Task details:
From the entries below, copy every line where the string "akadályt" appears.

*** Dataset records ***

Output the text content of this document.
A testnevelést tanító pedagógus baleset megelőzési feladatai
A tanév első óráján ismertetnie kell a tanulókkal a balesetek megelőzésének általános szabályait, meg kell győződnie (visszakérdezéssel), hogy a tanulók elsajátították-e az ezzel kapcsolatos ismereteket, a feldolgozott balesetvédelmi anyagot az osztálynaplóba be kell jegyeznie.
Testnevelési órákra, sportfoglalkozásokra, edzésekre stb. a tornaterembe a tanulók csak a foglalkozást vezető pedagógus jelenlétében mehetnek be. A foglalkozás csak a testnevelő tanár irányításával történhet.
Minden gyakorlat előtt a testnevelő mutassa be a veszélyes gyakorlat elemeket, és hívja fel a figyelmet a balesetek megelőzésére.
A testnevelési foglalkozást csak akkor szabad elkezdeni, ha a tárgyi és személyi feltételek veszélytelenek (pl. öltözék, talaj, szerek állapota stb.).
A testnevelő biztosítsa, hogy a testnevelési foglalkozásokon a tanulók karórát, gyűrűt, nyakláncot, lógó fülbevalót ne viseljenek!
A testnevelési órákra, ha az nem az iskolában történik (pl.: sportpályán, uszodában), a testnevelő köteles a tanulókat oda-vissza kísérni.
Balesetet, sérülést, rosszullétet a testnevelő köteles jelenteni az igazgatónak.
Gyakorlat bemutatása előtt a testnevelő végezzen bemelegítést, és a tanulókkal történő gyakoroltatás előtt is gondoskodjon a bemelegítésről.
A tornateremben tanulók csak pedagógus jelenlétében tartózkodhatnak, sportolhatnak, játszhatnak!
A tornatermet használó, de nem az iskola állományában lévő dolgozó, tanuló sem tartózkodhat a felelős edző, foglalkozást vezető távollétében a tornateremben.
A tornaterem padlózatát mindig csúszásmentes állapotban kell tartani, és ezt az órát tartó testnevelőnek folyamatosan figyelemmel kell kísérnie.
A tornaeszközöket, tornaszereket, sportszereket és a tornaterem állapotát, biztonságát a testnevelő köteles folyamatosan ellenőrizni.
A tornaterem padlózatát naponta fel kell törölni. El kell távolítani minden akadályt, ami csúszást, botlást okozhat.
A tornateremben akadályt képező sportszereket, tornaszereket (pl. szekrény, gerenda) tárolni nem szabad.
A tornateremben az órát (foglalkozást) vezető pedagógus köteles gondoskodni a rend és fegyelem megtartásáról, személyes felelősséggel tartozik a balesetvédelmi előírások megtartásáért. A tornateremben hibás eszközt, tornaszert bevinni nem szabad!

***

Response to the exercise:
A tornaterem padlózatát naponta fel kell törölni. El kell távolítani minden akadályt, ami csúszást, botlást okozhat.
A tornateremben akadályt képező sportszereket, tornaszereket (pl. szekrény, gerenda) tárolni nem szabad.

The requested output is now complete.